>>

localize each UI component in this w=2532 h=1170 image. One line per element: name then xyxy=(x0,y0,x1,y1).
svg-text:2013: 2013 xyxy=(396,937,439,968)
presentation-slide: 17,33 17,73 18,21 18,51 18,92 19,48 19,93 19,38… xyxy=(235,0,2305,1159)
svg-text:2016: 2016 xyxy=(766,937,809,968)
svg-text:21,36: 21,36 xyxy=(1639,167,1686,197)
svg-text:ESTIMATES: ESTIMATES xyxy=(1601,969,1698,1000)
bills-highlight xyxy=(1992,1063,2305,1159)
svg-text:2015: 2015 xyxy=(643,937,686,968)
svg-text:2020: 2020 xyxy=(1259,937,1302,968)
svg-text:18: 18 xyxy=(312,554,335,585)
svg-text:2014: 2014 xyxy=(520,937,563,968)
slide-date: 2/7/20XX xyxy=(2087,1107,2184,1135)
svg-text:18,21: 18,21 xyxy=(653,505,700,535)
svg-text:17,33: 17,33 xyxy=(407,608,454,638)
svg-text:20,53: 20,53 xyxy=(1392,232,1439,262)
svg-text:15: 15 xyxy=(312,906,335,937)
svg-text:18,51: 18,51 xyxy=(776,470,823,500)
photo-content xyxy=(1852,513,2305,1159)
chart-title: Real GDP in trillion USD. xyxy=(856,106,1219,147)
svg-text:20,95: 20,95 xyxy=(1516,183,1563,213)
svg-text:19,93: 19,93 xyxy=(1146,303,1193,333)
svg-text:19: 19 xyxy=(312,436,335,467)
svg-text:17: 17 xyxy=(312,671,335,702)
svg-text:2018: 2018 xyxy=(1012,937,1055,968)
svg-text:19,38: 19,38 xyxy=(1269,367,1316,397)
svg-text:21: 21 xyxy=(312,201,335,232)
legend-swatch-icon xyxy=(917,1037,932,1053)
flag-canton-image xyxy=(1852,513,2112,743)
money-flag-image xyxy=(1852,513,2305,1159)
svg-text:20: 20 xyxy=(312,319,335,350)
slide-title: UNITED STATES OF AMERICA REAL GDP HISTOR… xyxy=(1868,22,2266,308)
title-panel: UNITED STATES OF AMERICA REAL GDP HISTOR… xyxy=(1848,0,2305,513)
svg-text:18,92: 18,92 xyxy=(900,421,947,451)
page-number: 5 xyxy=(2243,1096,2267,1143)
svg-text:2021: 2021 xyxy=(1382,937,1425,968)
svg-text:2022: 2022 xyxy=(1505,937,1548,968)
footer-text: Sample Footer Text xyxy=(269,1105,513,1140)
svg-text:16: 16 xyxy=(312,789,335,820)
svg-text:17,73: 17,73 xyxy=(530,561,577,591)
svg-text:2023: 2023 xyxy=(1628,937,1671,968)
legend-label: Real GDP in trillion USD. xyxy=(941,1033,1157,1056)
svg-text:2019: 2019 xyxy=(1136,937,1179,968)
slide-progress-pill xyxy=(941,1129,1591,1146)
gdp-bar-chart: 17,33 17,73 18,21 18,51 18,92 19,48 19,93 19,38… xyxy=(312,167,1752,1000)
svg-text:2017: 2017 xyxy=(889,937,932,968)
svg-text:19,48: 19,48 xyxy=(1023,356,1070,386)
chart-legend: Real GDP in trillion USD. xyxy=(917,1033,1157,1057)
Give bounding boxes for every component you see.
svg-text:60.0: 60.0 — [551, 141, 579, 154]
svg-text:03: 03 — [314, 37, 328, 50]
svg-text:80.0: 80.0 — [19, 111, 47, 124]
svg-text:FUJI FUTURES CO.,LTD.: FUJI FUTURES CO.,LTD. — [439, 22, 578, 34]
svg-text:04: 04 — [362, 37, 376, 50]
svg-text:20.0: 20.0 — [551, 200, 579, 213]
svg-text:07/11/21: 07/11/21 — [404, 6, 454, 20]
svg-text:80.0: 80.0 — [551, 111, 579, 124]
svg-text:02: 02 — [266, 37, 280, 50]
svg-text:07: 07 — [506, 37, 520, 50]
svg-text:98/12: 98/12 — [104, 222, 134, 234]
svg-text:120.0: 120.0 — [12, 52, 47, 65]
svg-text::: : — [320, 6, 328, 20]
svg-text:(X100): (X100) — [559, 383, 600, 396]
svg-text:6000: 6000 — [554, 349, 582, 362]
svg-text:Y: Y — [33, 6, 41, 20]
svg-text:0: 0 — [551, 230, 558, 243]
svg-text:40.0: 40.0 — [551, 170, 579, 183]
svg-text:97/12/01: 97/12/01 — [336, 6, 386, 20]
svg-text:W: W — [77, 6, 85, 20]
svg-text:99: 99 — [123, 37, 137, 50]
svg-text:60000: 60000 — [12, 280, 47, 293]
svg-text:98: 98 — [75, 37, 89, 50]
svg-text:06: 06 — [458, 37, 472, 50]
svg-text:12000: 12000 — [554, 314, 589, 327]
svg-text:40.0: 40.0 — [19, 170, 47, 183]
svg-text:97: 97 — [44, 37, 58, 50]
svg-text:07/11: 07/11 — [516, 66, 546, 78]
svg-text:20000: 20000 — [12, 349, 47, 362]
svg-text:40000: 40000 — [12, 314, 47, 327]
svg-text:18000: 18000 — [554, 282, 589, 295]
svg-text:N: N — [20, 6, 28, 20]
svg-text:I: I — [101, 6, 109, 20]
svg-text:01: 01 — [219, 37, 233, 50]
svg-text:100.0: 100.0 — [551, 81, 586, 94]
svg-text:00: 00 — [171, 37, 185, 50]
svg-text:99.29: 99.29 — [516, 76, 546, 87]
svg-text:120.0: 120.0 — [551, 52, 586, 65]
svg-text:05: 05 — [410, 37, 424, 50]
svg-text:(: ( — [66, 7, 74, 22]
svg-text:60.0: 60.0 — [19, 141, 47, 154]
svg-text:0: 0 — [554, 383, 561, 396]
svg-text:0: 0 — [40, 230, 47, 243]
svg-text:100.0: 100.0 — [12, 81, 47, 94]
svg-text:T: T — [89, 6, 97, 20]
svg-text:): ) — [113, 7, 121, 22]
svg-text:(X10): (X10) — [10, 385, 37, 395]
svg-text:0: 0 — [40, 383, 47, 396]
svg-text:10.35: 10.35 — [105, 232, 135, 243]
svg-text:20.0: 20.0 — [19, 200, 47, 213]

<<

▸ Task requirements:
Update the lines by swapping "trillion USD" for "trillion dollars" everywhere it occurs, with nothing else changed.

▸ The completed task:
localize each UI component in this w=2532 h=1170 image. One line per element: name then xyxy=(x0,y0,x1,y1).
svg-text:2013: 2013 xyxy=(396,937,439,968)
presentation-slide: 17,33 17,73 18,21 18,51 18,92 19,48 19,93 19,38… xyxy=(235,0,2305,1159)
svg-text:2016: 2016 xyxy=(766,937,809,968)
svg-text:21,36: 21,36 xyxy=(1639,167,1686,197)
svg-text:ESTIMATES: ESTIMATES xyxy=(1601,969,1698,1000)
bills-highlight xyxy=(1992,1063,2305,1159)
svg-text:2015: 2015 xyxy=(643,937,686,968)
svg-text:2020: 2020 xyxy=(1259,937,1302,968)
svg-text:18: 18 xyxy=(312,554,335,585)
svg-text:2014: 2014 xyxy=(520,937,563,968)
slide-date: 2/7/20XX xyxy=(2087,1107,2184,1135)
svg-text:18,21: 18,21 xyxy=(653,505,700,535)
svg-text:17,33: 17,33 xyxy=(407,608,454,638)
svg-text:20,53: 20,53 xyxy=(1392,232,1439,262)
svg-text:15: 15 xyxy=(312,906,335,937)
svg-text:18,51: 18,51 xyxy=(776,470,823,500)
photo-content xyxy=(1852,513,2305,1159)
chart-title: Real GDP in trillion dollars. xyxy=(856,106,1219,147)
svg-text:20,95: 20,95 xyxy=(1516,183,1563,213)
svg-text:19,93: 19,93 xyxy=(1146,303,1193,333)
svg-text:19: 19 xyxy=(312,436,335,467)
svg-text:17: 17 xyxy=(312,671,335,702)
svg-text:2018: 2018 xyxy=(1012,937,1055,968)
svg-text:19,38: 19,38 xyxy=(1269,367,1316,397)
svg-text:21: 21 xyxy=(312,201,335,232)
legend-swatch-icon xyxy=(917,1037,932,1053)
flag-canton-image xyxy=(1852,513,2112,743)
money-flag-image xyxy=(1852,513,2305,1159)
svg-text:20: 20 xyxy=(312,319,335,350)
slide-title: UNITED STATES OF AMERICA REAL GDP HISTOR… xyxy=(1868,22,2266,308)
title-panel: UNITED STATES OF AMERICA REAL GDP HISTOR… xyxy=(1848,0,2305,513)
svg-text:18,92: 18,92 xyxy=(900,421,947,451)
page-number: 5 xyxy=(2243,1096,2267,1143)
svg-text:2021: 2021 xyxy=(1382,937,1425,968)
svg-text:2022: 2022 xyxy=(1505,937,1548,968)
footer-text: Sample Footer Text xyxy=(269,1105,513,1140)
svg-text:16: 16 xyxy=(312,789,335,820)
svg-text:17,73: 17,73 xyxy=(530,561,577,591)
svg-text:2023: 2023 xyxy=(1628,937,1671,968)
legend-label: Real GDP in trillion dollars. xyxy=(941,1033,1157,1056)
svg-text:2019: 2019 xyxy=(1136,937,1179,968)
slide-progress-pill xyxy=(941,1129,1591,1146)
gdp-bar-chart: 17,33 17,73 18,21 18,51 18,92 19,48 19,93 19,38… xyxy=(312,167,1752,1000)
svg-text:2017: 2017 xyxy=(889,937,932,968)
svg-text:19,48: 19,48 xyxy=(1023,356,1070,386)
chart-legend: Real GDP in trillion dollars. xyxy=(917,1033,1157,1057)
Give bounding boxes for every component you see.
svg-text:60.0: 60.0 — [551, 141, 579, 154]
svg-text:03: 03 — [314, 37, 328, 50]
svg-text:80.0: 80.0 — [19, 111, 47, 124]
svg-text:FUJI FUTURES CO.,LTD.: FUJI FUTURES CO.,LTD. — [439, 22, 578, 34]
svg-text:04: 04 — [362, 37, 376, 50]
svg-text:20.0: 20.0 — [551, 200, 579, 213]
svg-text:07/11/21: 07/11/21 — [404, 6, 454, 20]
svg-text:80.0: 80.0 — [551, 111, 579, 124]
svg-text:02: 02 — [266, 37, 280, 50]
svg-text:07: 07 — [506, 37, 520, 50]
svg-text:98/12: 98/12 — [104, 222, 134, 234]
svg-text:120.0: 120.0 — [12, 52, 47, 65]
svg-text::: : — [320, 6, 328, 20]
svg-text:(X100): (X100) — [559, 383, 600, 396]
svg-text:6000: 6000 — [554, 349, 582, 362]
svg-text:Y: Y — [33, 6, 41, 20]
svg-text:0: 0 — [551, 230, 558, 243]
svg-text:40.0: 40.0 — [551, 170, 579, 183]
svg-text:97/12/01: 97/12/01 — [336, 6, 386, 20]
svg-text:W: W — [77, 6, 85, 20]
svg-text:99: 99 — [123, 37, 137, 50]
svg-text:60000: 60000 — [12, 280, 47, 293]
svg-text:98: 98 — [75, 37, 89, 50]
svg-text:06: 06 — [458, 37, 472, 50]
svg-text:12000: 12000 — [554, 314, 589, 327]
svg-text:40.0: 40.0 — [19, 170, 47, 183]
svg-text:97: 97 — [44, 37, 58, 50]
svg-text:07/11: 07/11 — [516, 66, 546, 78]
svg-text:20000: 20000 — [12, 349, 47, 362]
svg-text:40000: 40000 — [12, 314, 47, 327]
svg-text:18000: 18000 — [554, 282, 589, 295]
svg-text:N: N — [20, 6, 28, 20]
svg-text:I: I — [101, 6, 109, 20]
svg-text:01: 01 — [219, 37, 233, 50]
svg-text:100.0: 100.0 — [551, 81, 586, 94]
svg-text:00: 00 — [171, 37, 185, 50]
svg-text:99.29: 99.29 — [516, 76, 546, 87]
svg-text:120.0: 120.0 — [551, 52, 586, 65]
svg-text:05: 05 — [410, 37, 424, 50]
svg-text:(: ( — [66, 7, 74, 22]
svg-text:60.0: 60.0 — [19, 141, 47, 154]
svg-text:0: 0 — [554, 383, 561, 396]
svg-text:0: 0 — [40, 230, 47, 243]
svg-text:100.0: 100.0 — [12, 81, 47, 94]
svg-text:T: T — [89, 6, 97, 20]
svg-text:): ) — [113, 7, 121, 22]
svg-text:(X10): (X10) — [10, 385, 37, 395]
svg-text:0: 0 — [40, 383, 47, 396]
svg-text:10.35: 10.35 — [105, 232, 135, 243]
svg-text:20.0: 20.0 — [19, 200, 47, 213]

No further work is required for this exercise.